**The problem**
Copy each line exactly.

Stored data:
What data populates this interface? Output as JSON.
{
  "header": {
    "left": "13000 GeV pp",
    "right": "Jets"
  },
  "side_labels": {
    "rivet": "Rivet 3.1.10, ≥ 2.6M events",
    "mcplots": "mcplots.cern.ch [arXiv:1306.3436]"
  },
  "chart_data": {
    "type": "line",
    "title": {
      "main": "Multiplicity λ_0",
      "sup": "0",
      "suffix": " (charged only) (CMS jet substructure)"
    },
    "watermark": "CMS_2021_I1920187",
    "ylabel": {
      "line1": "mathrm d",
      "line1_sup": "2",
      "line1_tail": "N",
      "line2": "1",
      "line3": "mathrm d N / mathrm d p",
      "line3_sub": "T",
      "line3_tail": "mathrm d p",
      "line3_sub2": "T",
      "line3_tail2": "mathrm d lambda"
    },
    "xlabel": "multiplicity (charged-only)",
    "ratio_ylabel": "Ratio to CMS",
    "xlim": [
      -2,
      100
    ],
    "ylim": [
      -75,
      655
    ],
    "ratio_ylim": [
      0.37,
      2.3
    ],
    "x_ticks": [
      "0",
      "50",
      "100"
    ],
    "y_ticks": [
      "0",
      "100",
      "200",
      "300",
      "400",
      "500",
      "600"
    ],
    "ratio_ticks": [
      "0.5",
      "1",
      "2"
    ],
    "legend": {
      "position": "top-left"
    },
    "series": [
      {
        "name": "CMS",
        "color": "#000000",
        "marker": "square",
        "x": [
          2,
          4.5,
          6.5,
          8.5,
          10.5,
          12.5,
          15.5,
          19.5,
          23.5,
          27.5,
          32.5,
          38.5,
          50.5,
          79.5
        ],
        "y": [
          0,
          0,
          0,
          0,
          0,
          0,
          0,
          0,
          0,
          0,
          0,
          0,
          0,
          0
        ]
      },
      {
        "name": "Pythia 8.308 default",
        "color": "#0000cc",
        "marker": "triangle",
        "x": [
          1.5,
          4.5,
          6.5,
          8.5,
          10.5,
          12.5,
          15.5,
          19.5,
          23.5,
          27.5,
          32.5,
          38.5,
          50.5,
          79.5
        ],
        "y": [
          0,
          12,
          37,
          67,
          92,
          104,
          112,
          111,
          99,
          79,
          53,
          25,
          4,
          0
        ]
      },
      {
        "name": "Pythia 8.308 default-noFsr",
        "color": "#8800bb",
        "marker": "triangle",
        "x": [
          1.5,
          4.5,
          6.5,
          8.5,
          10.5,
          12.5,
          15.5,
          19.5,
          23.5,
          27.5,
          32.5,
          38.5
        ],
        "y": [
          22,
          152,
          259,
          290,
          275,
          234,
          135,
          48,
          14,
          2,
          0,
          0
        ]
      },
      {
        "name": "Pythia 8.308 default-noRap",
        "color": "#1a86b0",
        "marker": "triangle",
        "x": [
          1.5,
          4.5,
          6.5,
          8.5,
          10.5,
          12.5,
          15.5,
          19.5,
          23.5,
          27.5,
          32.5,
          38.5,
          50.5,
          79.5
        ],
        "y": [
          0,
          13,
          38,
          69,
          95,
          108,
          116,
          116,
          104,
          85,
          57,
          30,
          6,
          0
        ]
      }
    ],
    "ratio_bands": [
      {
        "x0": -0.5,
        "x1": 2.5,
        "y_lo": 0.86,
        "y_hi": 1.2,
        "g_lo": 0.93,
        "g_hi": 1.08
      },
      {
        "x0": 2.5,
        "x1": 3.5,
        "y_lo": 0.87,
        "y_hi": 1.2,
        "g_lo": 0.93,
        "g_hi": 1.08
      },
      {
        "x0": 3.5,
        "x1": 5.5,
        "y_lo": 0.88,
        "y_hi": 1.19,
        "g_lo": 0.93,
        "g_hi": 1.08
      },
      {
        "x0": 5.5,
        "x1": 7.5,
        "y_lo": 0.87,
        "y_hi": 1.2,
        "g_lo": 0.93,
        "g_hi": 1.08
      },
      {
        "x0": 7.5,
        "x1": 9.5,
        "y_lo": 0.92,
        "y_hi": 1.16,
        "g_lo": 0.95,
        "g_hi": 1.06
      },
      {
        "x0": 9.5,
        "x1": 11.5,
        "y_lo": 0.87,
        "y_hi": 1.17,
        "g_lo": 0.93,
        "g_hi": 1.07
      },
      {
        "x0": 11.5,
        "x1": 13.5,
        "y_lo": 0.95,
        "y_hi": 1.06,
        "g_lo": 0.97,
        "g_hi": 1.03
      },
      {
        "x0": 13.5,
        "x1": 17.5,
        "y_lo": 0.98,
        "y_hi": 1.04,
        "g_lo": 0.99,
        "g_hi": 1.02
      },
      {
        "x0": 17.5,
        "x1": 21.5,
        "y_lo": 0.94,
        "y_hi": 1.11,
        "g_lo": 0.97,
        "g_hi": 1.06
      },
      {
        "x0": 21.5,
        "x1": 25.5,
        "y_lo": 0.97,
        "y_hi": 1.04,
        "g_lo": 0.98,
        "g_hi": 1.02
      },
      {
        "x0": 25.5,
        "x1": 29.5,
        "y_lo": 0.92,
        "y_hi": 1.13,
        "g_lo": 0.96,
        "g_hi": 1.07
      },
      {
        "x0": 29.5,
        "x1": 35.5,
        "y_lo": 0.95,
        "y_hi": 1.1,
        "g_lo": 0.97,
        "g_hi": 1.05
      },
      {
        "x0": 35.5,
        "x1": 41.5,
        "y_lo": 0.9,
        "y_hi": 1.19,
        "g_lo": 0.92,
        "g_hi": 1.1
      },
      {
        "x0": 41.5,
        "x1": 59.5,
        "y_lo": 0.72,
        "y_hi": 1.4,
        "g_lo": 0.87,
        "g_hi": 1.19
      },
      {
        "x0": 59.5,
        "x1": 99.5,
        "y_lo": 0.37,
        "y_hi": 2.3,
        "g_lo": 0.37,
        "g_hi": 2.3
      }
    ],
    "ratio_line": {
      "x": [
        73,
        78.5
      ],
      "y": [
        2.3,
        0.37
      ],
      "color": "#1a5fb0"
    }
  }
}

**Solution**
What data populates this interface? Output as JSON.
{
  "header": {
    "left": "13000 GeV pp",
    "right": "Jets"
  },
  "side_labels": {
    "rivet": "Rivet 3.1.10, ≥ 2.6M events",
    "mcplots": "mcplots.cern.ch [arXiv:1306.3436]"
  },
  "chart_data": {
    "type": "line",
    "title": {
      "main": "Multiplicity λ_0",
      "sup": "0",
      "suffix": " (charged only) (CMS jet substructure)"
    },
    "watermark": "CMS_2021_I1920187",
    "ylabel": {
      "line1": "mathrm d",
      "line1_sup": "2",
      "line1_tail": "N",
      "line2": "1",
      "line3": "mathrm d N / mathrm d p",
      "line3_sub": "T",
      "line3_tail": "mathrm d p",
      "line3_sub2": "T",
      "line3_tail2": "mathrm d lambda"
    },
    "xlabel": "multiplicity (charged-only)",
    "ratio_ylabel": "Ratio to CMS",
    "xlim": [
      -2,
      100
    ],
    "ylim": [
      -75,
      655
    ],
    "ratio_ylim": [
      0.37,
      2.3
    ],
    "x_ticks": [
      "0",
      "50",
      "100"
    ],
    "y_ticks": [
      "0",
      "100",
      "200",
      "300",
      "400",
      "500",
      "600"
    ],
    "ratio_ticks": [
      "0.5",
      "1",
      "2"
    ],
    "legend": {
      "position": "top-left"
    },
    "series": [
      {
        "name": "CMS",
        "color": "#000000",
        "marker": "square",
        "x": [
          2,
          4.5,
          6.5,
          8.5,
          10.5,
          12.5,
          15.5,
          19.5,
          23.5,
          27.5,
          32.5,
          38.5,
          50.5,
          79.5
        ],
        "y": [
          0,
          0,
          0,
          0,
          0,
          0,
          0,
          0,
          0,
          0,
          0,
          0,
          0,
          0
        ]
      },
      {
        "name": "Pythia 8.308 default",
        "color": "#0000cc",
        "marker": "triangle",
        "x": [
          1.5,
          4.5,
          6.5,
          8.5,
          10.5,
          12.5,
          15.5,
          19.5,
          23.5,
          27.5,
          32.5,
          38.5,
          50.5,
          79.5
        ],
        "y": [
          0,
          12,
          37,
          67,
          92,
          104,
          112,
          111,
          99,
          79,
          53,
          25,
          4,
          0
        ]
      },
      {
        "name": "Pythia 8.308 default-noFsr",
        "color": "#8800bb",
        "marker": "triangle",
        "x": [
          1.5,
          4.5,
          6.5,
          8.5,
          10.5,
          12.5,
          15.5,
          19.5,
          23.5,
          27.5,
          32.5,
          38.5
        ],
        "y": [
          22,
          152,
          259,
          290,
          275,
          234,
          135,
          48,
          14,
          2,
          0,
          0
        ]
      },
      {
        "name": "Pythia 8.308 default-noRap",
        "color": "#1a86b0",
        "marker": "triangle",
        "x": [
          1.5,
          4.5,
          6.5,
          8.5,
          10.5,
          12.5,
          15.5,
          19.5,
          23.5,
          27.5,
          32.5,
          38.5,
          50.5,
          79.5
        ],
        "y": [
          0,
          13,
          38,
          69,
          95,
          108,
          116,
          116,
          104,
          85,
          57,
          30,
          6,
          0
        ]
      }
    ],
    "ratio_bands": [
      {
        "x0": -0.5,
        "x1": 2.5,
        "y_lo": 0.86,
        "y_hi": 1.2,
        "g_lo": 0.93,
        "g_hi": 1.08
      },
      {
        "x0": 2.5,
        "x1": 3.5,
        "y_lo": 0.87,
        "y_hi": 1.2,
        "g_lo": 0.93,
        "g_hi": 1.08
      },
      {
        "x0": 3.5,
        "x1": 5.5,
        "y_lo": 0.88,
        "y_hi": 1.19,
        "g_lo": 0.93,
        "g_hi": 1.08
      },
      {
        "x0": 5.5,
        "x1": 7.5,
        "y_lo": 0.87,
        "y_hi": 1.2,
        "g_lo": 0.93,
        "g_hi": 1.08
      },
      {
        "x0": 7.5,
        "x1": 9.5,
        "y_lo": 0.92,
        "y_hi": 1.16,
        "g_lo": 0.95,
        "g_hi": 1.06
      },
      {
        "x0": 9.5,
        "x1": 11.5,
        "y_lo": 0.87,
        "y_hi": 1.17,
        "g_lo": 0.93,
        "g_hi": 1.07
      },
      {
        "x0": 11.5,
        "x1": 13.5,
        "y_lo": 0.95,
        "y_hi": 1.06,
        "g_lo": 0.97,
        "g_hi": 1.03
      },
      {
        "x0": 13.5,
        "x1": 17.5,
        "y_lo": 0.98,
        "y_hi": 1.04,
        "g_lo": 0.99,
        "g_hi": 1.02
      },
      {
        "x0": 17.5,
        "x1": 21.5,
        "y_lo": 0.94,
        "y_hi": 1.11,
        "g_lo": 0.97,
        "g_hi": 1.06
      },
      {
        "x0": 21.5,
        "x1": 25.5,
        "y_lo": 0.97,
        "y_hi": 1.04,
        "g_lo": 0.98,
        "g_hi": 1.02
      },
      {
        "x0": 25.5,
        "x1": 29.5,
        "y_lo": 0.92,
        "y_hi": 1.13,
        "g_lo": 0.96,
        "g_hi": 1.07
      },
      {
        "x0": 29.5,
        "x1": 35.5,
        "y_lo": 0.95,
        "y_hi": 1.1,
        "g_lo": 0.97,
        "g_hi": 1.05
      },
      {
        "x0": 35.5,
        "x1": 41.5,
        "y_lo": 0.9,
        "y_hi": 1.19,
        "g_lo": 0.92,
        "g_hi": 1.1
      },
      {
        "x0": 41.5,
        "x1": 59.5,
        "y_lo": 0.72,
        "y_hi": 1.4,
        "g_lo": 0.87,
        "g_hi": 1.19
      },
      {
        "x0": 59.5,
        "x1": 99.5,
        "y_lo": 0.37,
        "y_hi": 2.3,
        "g_lo": 0.37,
        "g_hi": 2.3
      }
    ],
    "ratio_line": {
      "x": [
        73,
        78.5
      ],
      "y": [
        2.3,
        0.37
      ],
      "color": "#1a5fb0"
    }
  }
}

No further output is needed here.